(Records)
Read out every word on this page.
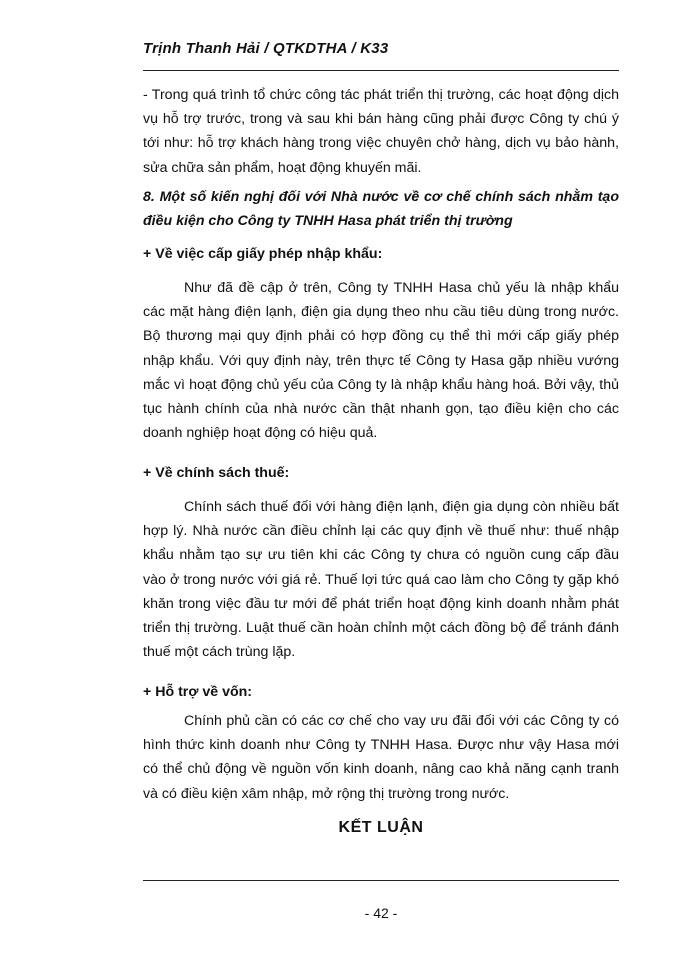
Trịnh Thanh Hải / QTKDTHA / K33
- Trong quá trình tổ chức công tác phát triển thị trường, các hoạt động dịch vụ hỗ trợ trước, trong và sau khi bán hàng cũng phải được Công ty chú ý tới như: hỗ trợ khách hàng trong việc chuyên chở hàng, dịch vụ bảo hành, sửa chữa sản phẩm, hoạt động khuyến mãi.
8. Một số kiến nghị đối với Nhà nước về cơ chế chính sách nhằm tạo điều kiện cho Công ty TNHH Hasa phát triển thị trường
+ Về việc cấp giấy phép nhập khẩu:
Như đã đề cập ở trên, Công ty TNHH Hasa chủ yếu là nhập khẩu các mặt hàng điện lạnh, điện gia dụng theo nhu cầu tiêu dùng trong nước. Bộ thương mại quy định phải có hợp đồng cụ thể thì mới cấp giấy phép nhập khẩu. Với quy định này, trên thực tế Công ty Hasa gặp nhiều vướng mắc vì hoạt động chủ yếu của Công ty là nhập khẩu hàng hoá. Bởi vậy, thủ tục hành chính của nhà nước cần thật nhanh gọn, tạo điều kiện cho các doanh nghiệp hoạt động có hiệu quả.
+ Về chính sách thuế:
Chính sách thuế đối với hàng điện lạnh, điện gia dụng còn nhiều bất hợp lý. Nhà nước cần điều chỉnh lại các quy định về thuế như: thuế nhập khẩu nhằm tạo sự ưu tiên khi các Công ty chưa có nguồn cung cấp đầu vào ở trong nước với giá rẻ. Thuế lợi tức quá cao làm cho Công ty gặp khó khăn trong việc đầu tư mới để phát triển hoạt động kinh doanh nhằm phát triển thị trường. Luật thuế cần hoàn chỉnh một cách đồng bộ để tránh đánh thuế một cách trùng lặp.
+ Hỗ trợ về vốn:
Chính phủ cần có các cơ chế cho vay ưu đãi đối với các Công ty có hình thức kinh doanh như Công ty TNHH Hasa. Được như vậy Hasa mới có thể chủ động về nguồn vốn kinh doanh, nâng cao khả năng cạnh tranh và có điều kiện xâm nhập, mở rộng thị trường trong nước.
KẾT LUẬN
- 42 -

§ Objective:
Go through the preceding material and copy each line that has the word "nhiều".

§ Full solution:
Như đã đề cập ở trên, Công ty TNHH Hasa chủ yếu là nhập khẩu các mặt hàng điện lạnh, điện gia dụng theo nhu cầu tiêu dùng trong nước. Bộ thương mại quy định phải có hợp đồng cụ thể thì mới cấp giấy phép nhập khẩu. Với quy định này, trên thực tế Công ty Hasa gặp nhiều vướng mắc vì hoạt động chủ yếu của Công ty là nhập khẩu hàng hoá. Bởi vậy, thủ tục hành chính của nhà nước cần thật nhanh gọn, tạo điều kiện cho các doanh nghiệp hoạt động có hiệu quả.
Chính sách thuế đối với hàng điện lạnh, điện gia dụng còn nhiều bất hợp lý. Nhà nước cần điều chỉnh lại các quy định về thuế như: thuế nhập khẩu nhằm tạo sự ưu tiên khi các Công ty chưa có nguồn cung cấp đầu vào ở trong nước với giá rẻ. Thuế lợi tức quá cao làm cho Công ty gặp khó khăn trong việc đầu tư mới để phát triển hoạt động kinh doanh nhằm phát triển thị trường. Luật thuế cần hoàn chỉnh một cách đồng bộ để tránh đánh thuế một cách trùng lặp.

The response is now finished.